▶ [RECORDS SHOWN]
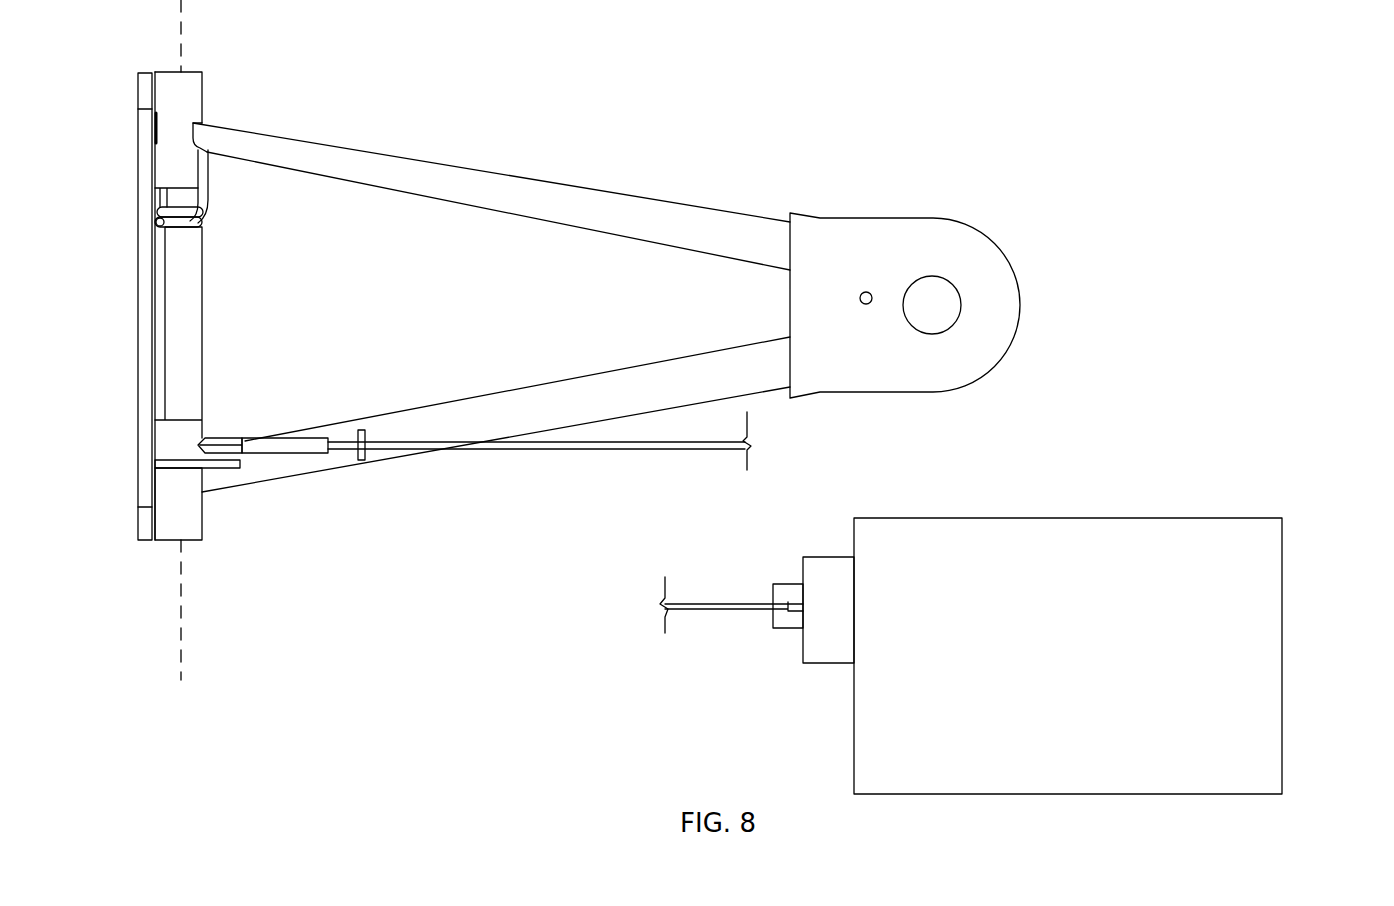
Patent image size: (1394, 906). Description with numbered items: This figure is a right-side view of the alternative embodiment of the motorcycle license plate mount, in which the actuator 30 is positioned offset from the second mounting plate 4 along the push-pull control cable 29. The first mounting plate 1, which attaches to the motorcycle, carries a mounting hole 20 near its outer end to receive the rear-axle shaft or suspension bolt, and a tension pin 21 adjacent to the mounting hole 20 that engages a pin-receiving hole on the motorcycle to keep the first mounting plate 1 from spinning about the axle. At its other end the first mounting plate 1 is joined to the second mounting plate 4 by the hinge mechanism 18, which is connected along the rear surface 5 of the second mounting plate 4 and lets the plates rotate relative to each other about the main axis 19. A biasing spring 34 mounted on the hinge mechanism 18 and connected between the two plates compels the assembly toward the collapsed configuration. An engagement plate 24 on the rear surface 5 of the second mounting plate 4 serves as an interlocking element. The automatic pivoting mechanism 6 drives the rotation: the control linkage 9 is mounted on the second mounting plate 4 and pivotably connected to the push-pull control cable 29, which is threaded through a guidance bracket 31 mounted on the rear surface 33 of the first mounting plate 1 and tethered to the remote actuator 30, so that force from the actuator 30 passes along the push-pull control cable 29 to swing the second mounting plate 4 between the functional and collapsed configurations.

The first mounting plate 1 is at (648, 222).
The second mounting plate 4 is at (145, 383).
The rear surface 5 is at (160, 287).
The automatic pivoting mechanism 6 is at (1313, 445).
The control linkage 9 is at (268, 436).
The hinge mechanism 18 is at (198, 515).
The main axis 19 is at (179, 640).
The mounting hole 20 is at (902, 295).
The tension pin 21 is at (862, 305).
The engagement plate 24 is at (228, 465).
The push-pull control cable 29 is at (590, 448).
The actuator 30 is at (793, 622).
The guidance bracket 31 is at (363, 458).
The rear surface 33 is at (794, 337).
The biasing spring 34 is at (198, 227).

▶ [EXERCISE] Rewrite the items above, switching "right-side view" to "right side elevation" and leaving everything else unchanged. Leave out the pictures.

▶ [CORRECT RESULT]
Patent image size: (1394, 906). Description with numbered items: This figure is a right side elevation of the alternative embodiment of the motorcycle license plate mount, in which the actuator 30 is positioned offset from the second mounting plate 4 along the push-pull control cable 29. The first mounting plate 1, which attaches to the motorcycle, carries a mounting hole 20 near its outer end to receive the rear-axle shaft or suspension bolt, and a tension pin 21 adjacent to the mounting hole 20 that engages a pin-receiving hole on the motorcycle to keep the first mounting plate 1 from spinning about the axle. At its other end the first mounting plate 1 is joined to the second mounting plate 4 by the hinge mechanism 18, which is connected along the rear surface 5 of the second mounting plate 4 and lets the plates rotate relative to each other about the main axis 19. A biasing spring 34 mounted on the hinge mechanism 18 and connected between the two plates compels the assembly toward the collapsed configuration. An engagement plate 24 on the rear surface 5 of the second mounting plate 4 serves as an interlocking element. The automatic pivoting mechanism 6 drives the rotation: the control linkage 9 is mounted on the second mounting plate 4 and pivotably connected to the push-pull control cable 29, which is threaded through a guidance bracket 31 mounted on the rear surface 33 of the first mounting plate 1 and tethered to the remote actuator 30, so that force from the actuator 30 passes along the push-pull control cable 29 to swing the second mounting plate 4 between the functional and collapsed configurations.

The first mounting plate 1 is at (648, 222).
The second mounting plate 4 is at (145, 383).
The rear surface 5 is at (160, 287).
The automatic pivoting mechanism 6 is at (1313, 445).
The control linkage 9 is at (268, 436).
The hinge mechanism 18 is at (198, 515).
The main axis 19 is at (179, 640).
The mounting hole 20 is at (902, 295).
The tension pin 21 is at (862, 305).
The engagement plate 24 is at (228, 465).
The push-pull control cable 29 is at (590, 448).
The actuator 30 is at (793, 622).
The guidance bracket 31 is at (363, 458).
The rear surface 33 is at (794, 337).
The biasing spring 34 is at (198, 227).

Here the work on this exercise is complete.